**WHAT YOU ARE ASKED TO DO:** Leave out the pictures and copy every record exactly.

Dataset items

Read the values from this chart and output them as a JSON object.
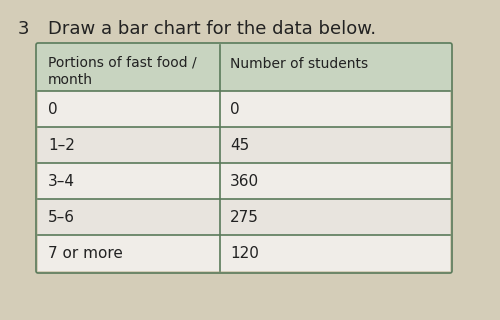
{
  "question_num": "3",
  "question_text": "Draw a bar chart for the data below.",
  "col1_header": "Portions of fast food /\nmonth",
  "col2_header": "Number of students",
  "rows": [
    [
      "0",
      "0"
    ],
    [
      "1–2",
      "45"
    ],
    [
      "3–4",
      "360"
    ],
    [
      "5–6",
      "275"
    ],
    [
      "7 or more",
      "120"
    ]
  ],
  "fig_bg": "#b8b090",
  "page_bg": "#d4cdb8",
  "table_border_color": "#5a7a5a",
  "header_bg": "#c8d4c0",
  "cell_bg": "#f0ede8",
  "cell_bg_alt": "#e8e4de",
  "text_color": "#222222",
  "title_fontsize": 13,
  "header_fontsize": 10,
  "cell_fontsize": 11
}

**TASK OUTPUT:**
Read the values from this chart and output them as a JSON object.
{
  "question_num": "3",
  "question_text": "Draw a bar chart for the data below.",
  "col1_header": "Portions of fast food /\nmonth",
  "col2_header": "Number of students",
  "rows": [
    [
      "0",
      "0"
    ],
    [
      "1–2",
      "45"
    ],
    [
      "3–4",
      "360"
    ],
    [
      "5–6",
      "275"
    ],
    [
      "7 or more",
      "120"
    ]
  ],
  "fig_bg": "#b8b090",
  "page_bg": "#d4cdb8",
  "table_border_color": "#5a7a5a",
  "header_bg": "#c8d4c0",
  "cell_bg": "#f0ede8",
  "cell_bg_alt": "#e8e4de",
  "text_color": "#222222",
  "title_fontsize": 13,
  "header_fontsize": 10,
  "cell_fontsize": 11
}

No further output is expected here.